▸ **AIM OF THE TASK**: Search the listing below for "figures". Copy each matching line.

(begin)

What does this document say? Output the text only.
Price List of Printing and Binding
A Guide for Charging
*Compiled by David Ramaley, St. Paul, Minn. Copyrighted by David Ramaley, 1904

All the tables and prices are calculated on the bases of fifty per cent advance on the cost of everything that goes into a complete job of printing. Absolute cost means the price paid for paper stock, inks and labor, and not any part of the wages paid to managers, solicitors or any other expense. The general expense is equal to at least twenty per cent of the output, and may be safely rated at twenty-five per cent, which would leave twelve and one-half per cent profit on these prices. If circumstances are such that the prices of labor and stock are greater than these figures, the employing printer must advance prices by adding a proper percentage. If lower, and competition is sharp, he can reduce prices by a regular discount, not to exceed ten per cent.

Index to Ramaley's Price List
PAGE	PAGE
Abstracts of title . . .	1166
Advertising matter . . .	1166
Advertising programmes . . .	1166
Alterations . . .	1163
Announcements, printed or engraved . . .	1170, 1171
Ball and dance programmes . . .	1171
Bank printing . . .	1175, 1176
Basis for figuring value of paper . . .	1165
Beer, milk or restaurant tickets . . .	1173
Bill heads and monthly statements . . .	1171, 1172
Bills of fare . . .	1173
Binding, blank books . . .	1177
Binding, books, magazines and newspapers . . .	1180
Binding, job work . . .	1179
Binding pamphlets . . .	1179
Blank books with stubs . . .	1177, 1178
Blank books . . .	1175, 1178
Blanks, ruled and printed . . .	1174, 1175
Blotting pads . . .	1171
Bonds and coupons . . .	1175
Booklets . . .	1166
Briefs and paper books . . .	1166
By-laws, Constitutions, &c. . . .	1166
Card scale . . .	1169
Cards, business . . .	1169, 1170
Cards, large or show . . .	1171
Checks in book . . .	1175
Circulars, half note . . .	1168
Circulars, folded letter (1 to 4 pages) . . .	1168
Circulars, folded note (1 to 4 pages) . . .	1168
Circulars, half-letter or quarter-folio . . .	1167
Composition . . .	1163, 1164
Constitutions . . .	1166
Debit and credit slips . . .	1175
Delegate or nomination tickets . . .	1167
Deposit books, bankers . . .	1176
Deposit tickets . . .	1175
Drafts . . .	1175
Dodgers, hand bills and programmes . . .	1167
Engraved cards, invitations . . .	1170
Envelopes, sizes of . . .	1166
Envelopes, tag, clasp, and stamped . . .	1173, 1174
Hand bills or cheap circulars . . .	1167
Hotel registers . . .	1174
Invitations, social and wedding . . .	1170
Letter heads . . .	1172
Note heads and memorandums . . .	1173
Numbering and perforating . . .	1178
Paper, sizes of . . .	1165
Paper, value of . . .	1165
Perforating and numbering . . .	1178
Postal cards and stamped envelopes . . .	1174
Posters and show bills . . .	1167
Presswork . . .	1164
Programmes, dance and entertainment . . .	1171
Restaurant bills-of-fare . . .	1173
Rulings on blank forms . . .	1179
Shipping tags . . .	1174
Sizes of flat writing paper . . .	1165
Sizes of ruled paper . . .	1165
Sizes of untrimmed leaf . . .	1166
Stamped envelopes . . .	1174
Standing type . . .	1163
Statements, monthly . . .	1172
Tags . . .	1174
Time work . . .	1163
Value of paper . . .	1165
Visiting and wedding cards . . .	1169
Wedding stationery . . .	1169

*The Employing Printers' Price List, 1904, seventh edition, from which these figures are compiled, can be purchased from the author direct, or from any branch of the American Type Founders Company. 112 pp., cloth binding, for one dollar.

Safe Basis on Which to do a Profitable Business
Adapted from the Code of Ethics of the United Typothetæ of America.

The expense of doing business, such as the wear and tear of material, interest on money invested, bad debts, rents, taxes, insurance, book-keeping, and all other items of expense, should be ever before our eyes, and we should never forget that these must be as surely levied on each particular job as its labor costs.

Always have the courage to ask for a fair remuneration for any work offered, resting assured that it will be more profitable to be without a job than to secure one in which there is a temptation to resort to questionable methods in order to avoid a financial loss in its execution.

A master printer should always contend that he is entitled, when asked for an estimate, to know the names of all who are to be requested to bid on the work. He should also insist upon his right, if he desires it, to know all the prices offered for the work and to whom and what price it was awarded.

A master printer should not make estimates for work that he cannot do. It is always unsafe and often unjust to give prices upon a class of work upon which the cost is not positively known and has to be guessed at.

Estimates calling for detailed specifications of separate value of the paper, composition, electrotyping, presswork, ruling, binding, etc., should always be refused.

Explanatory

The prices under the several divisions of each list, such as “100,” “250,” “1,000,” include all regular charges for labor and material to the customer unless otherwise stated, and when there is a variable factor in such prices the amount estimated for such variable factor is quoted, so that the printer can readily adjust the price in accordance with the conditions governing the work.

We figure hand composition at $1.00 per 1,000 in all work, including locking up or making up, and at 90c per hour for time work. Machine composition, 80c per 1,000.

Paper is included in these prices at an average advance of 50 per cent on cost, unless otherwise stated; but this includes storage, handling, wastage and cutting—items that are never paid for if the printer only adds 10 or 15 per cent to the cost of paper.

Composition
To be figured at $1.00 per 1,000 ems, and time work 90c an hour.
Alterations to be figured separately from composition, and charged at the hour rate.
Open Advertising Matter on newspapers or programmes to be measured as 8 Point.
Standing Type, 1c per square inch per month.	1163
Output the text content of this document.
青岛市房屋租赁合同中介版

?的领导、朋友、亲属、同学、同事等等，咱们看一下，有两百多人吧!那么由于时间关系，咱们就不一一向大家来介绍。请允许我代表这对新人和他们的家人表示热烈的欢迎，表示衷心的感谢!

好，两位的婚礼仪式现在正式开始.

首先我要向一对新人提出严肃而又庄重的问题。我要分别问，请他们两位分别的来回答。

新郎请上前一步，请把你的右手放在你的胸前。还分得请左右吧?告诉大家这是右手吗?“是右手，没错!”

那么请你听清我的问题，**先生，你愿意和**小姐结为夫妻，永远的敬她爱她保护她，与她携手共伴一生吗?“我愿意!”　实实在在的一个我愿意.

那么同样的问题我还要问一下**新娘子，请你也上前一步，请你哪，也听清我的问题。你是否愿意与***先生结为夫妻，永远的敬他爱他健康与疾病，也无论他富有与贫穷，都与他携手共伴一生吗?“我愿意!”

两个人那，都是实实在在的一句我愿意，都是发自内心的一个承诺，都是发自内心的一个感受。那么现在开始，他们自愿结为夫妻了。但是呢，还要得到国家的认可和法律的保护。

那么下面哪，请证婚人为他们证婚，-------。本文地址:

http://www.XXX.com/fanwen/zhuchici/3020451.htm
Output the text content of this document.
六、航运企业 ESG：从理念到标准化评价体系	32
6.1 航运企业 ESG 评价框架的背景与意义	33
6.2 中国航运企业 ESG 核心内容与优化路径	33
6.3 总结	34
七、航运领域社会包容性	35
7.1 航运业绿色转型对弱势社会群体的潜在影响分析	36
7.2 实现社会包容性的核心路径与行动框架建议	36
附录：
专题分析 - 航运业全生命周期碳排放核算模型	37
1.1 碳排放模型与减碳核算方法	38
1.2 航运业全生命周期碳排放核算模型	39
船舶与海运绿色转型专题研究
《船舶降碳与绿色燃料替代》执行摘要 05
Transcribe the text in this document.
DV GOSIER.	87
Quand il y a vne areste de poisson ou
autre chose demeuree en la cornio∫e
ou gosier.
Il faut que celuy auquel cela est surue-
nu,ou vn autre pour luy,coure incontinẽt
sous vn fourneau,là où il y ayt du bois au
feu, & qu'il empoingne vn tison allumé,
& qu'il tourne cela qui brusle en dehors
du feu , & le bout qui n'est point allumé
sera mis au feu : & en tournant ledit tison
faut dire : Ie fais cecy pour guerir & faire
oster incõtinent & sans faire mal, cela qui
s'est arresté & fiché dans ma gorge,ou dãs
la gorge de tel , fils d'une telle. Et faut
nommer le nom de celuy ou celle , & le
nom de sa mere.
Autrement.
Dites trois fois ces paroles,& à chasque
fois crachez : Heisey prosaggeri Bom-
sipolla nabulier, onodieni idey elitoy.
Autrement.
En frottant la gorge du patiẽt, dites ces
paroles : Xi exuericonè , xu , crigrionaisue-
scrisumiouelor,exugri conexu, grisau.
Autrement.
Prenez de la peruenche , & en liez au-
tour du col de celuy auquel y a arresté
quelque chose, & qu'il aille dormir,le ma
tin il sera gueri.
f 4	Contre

(end)

▸ **WRITTEN ANSWER**:
All the tables and prices are calculated on the bases of fifty per cent advance on the cost of everything that goes into a complete job of printing. Absolute cost means the price paid for paper stock, inks and labor, and not any part of the wages paid to managers, solicitors or any other expense. The general expense is equal to at least twenty per cent of the output, and may be safely rated at twenty-five per cent, which would leave twelve and one-half per cent profit on these prices. If circumstances are such that the prices of labor and stock are greater than these figures, the employing printer must advance prices by adding a proper percentage. If lower, and competition is sharp, he can reduce prices by a regular discount, not to exceed ten per cent.
*The Employing Printers' Price List, 1904, seventh edition, from which these figures are compiled, can be purchased from the author direct, or from any branch of the American Type Founders Company. 112 pp., cloth binding, for one dollar.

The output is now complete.